What is needed » Could you write out the records below exactly as they appear?

Record excerpts »
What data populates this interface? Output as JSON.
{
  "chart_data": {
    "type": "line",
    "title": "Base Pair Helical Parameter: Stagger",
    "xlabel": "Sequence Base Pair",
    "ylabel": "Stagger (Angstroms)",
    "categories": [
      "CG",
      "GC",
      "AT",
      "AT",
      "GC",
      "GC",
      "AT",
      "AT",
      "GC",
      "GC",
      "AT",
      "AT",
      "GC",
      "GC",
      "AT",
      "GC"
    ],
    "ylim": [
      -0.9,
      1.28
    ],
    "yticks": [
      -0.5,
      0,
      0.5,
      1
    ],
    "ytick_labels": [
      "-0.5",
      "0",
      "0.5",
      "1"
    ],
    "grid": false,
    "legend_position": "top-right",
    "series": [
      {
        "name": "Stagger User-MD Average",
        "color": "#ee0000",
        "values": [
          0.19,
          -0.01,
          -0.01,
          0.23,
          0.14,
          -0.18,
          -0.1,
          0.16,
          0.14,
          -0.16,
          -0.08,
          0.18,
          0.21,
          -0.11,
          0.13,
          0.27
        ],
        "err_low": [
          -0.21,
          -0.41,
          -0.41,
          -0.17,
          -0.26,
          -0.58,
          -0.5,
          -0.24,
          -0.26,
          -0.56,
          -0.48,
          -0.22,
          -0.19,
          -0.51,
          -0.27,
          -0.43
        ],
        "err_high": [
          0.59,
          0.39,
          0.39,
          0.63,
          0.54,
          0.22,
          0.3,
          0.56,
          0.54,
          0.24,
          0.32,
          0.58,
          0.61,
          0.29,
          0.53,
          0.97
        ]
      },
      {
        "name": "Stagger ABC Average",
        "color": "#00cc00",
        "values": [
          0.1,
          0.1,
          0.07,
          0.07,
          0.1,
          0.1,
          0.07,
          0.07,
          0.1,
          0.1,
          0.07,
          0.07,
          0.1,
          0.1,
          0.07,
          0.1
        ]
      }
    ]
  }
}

Exercise output »
What data populates this interface? Output as JSON.
{
  "chart_data": {
    "type": "line",
    "title": "Base Pair Helical Parameter: Stagger",
    "xlabel": "Sequence Base Pair",
    "ylabel": "Stagger (Angstroms)",
    "categories": [
      "CG",
      "GC",
      "AT",
      "AT",
      "GC",
      "GC",
      "AT",
      "AT",
      "GC",
      "GC",
      "AT",
      "AT",
      "GC",
      "GC",
      "AT",
      "GC"
    ],
    "ylim": [
      -0.9,
      1.28
    ],
    "yticks": [
      -0.5,
      0,
      0.5,
      1
    ],
    "ytick_labels": [
      "-0.5",
      "0",
      "0.5",
      "1"
    ],
    "grid": false,
    "legend_position": "top-right",
    "series": [
      {
        "name": "Stagger User-MD Average",
        "color": "#ee0000",
        "values": [
          0.19,
          -0.01,
          -0.01,
          0.23,
          0.14,
          -0.18,
          -0.1,
          0.16,
          0.14,
          -0.16,
          -0.08,
          0.18,
          0.21,
          -0.11,
          0.13,
          0.27
        ],
        "err_low": [
          -0.21,
          -0.41,
          -0.41,
          -0.17,
          -0.26,
          -0.58,
          -0.5,
          -0.24,
          -0.26,
          -0.56,
          -0.48,
          -0.22,
          -0.19,
          -0.51,
          -0.27,
          -0.43
        ],
        "err_high": [
          0.59,
          0.39,
          0.39,
          0.63,
          0.54,
          0.22,
          0.3,
          0.56,
          0.54,
          0.24,
          0.32,
          0.58,
          0.61,
          0.29,
          0.53,
          0.97
        ]
      },
      {
        "name": "Stagger ABC Average",
        "color": "#00cc00",
        "values": [
          0.1,
          0.1,
          0.07,
          0.07,
          0.1,
          0.1,
          0.07,
          0.07,
          0.1,
          0.1,
          0.07,
          0.07,
          0.1,
          0.1,
          0.07,
          0.1
        ]
      }
    ]
  }
}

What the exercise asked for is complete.